═════ Source data

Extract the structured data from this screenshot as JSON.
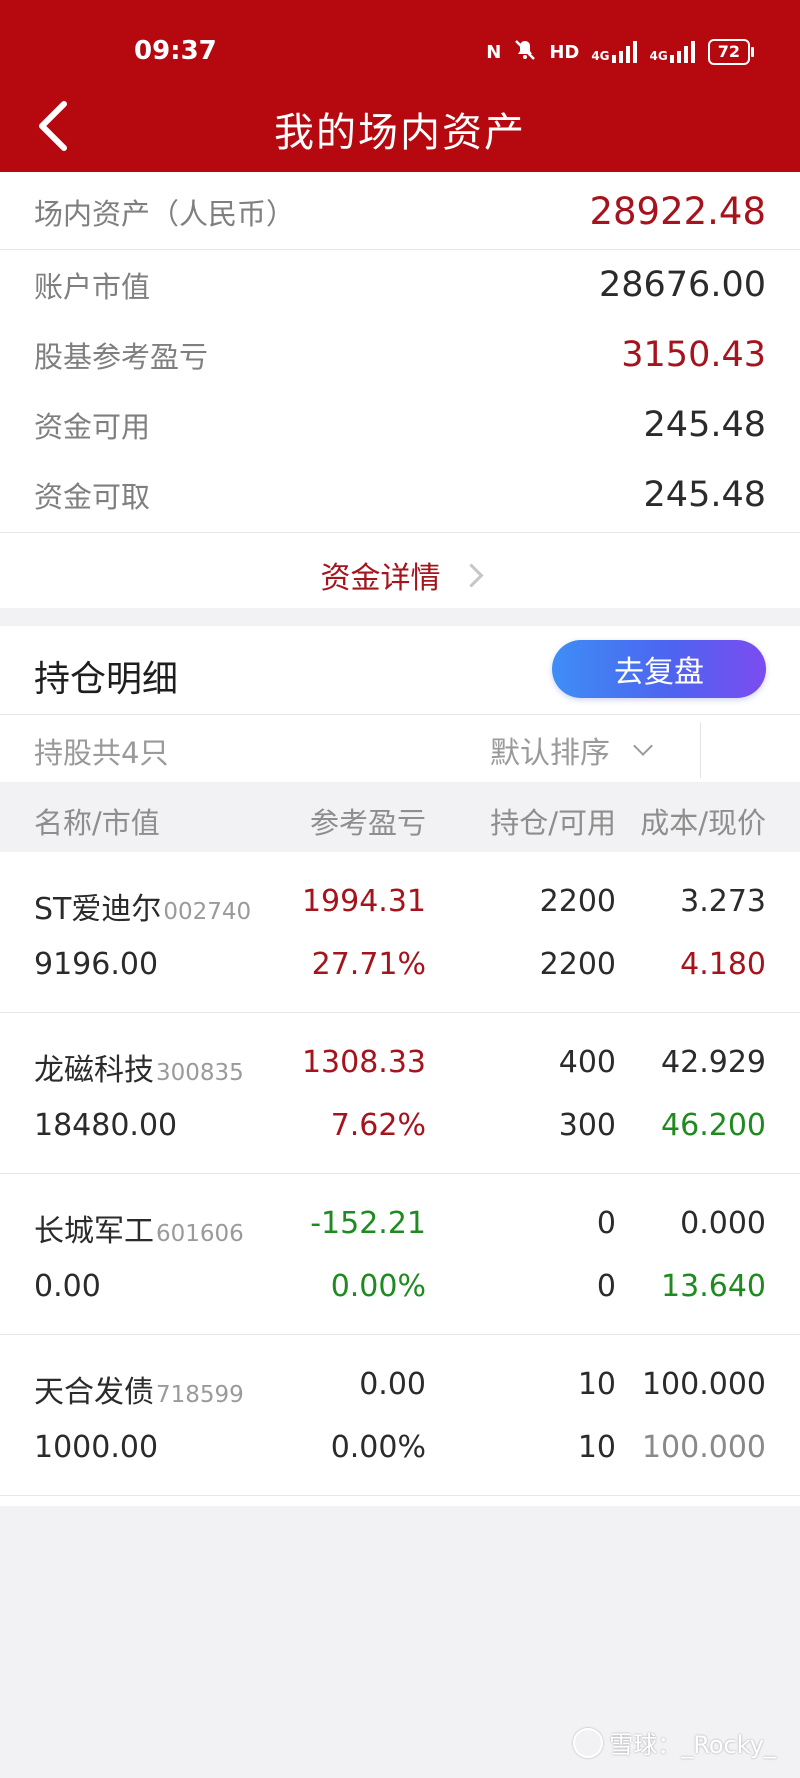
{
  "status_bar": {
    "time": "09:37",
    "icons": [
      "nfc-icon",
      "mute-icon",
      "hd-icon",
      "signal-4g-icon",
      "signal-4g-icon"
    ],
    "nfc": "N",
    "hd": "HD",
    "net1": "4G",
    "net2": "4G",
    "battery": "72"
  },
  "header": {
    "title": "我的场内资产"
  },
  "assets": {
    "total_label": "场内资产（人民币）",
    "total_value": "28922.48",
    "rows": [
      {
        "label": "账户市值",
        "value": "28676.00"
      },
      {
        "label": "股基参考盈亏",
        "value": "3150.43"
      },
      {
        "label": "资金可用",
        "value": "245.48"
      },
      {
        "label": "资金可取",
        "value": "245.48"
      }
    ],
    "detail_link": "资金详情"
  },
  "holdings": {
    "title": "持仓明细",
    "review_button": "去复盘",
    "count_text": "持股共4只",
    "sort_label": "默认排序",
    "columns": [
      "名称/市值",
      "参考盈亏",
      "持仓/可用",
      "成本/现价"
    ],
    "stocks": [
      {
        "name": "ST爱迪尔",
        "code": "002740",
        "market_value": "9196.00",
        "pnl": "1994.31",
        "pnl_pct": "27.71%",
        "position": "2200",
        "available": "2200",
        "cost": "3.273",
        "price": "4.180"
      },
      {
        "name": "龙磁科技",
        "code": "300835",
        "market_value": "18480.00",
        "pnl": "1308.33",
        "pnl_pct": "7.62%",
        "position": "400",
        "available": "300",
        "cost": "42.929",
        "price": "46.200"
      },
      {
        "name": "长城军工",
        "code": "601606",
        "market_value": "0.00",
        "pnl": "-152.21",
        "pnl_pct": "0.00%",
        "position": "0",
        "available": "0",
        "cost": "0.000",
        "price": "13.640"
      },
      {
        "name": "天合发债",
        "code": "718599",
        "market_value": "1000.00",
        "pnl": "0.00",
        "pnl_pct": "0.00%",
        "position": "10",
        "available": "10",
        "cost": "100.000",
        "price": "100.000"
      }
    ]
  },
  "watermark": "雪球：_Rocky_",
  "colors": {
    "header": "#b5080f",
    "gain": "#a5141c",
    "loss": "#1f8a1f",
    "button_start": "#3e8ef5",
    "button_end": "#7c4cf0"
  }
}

══════════

■ **Goal**: Which lines in the records above contain the string "name"? Copy each one.

■ **Answer below**:
        "name": "ST爱迪尔",
        "name": "龙磁科技",
        "name": "长城军工",
        "name": "天合发债",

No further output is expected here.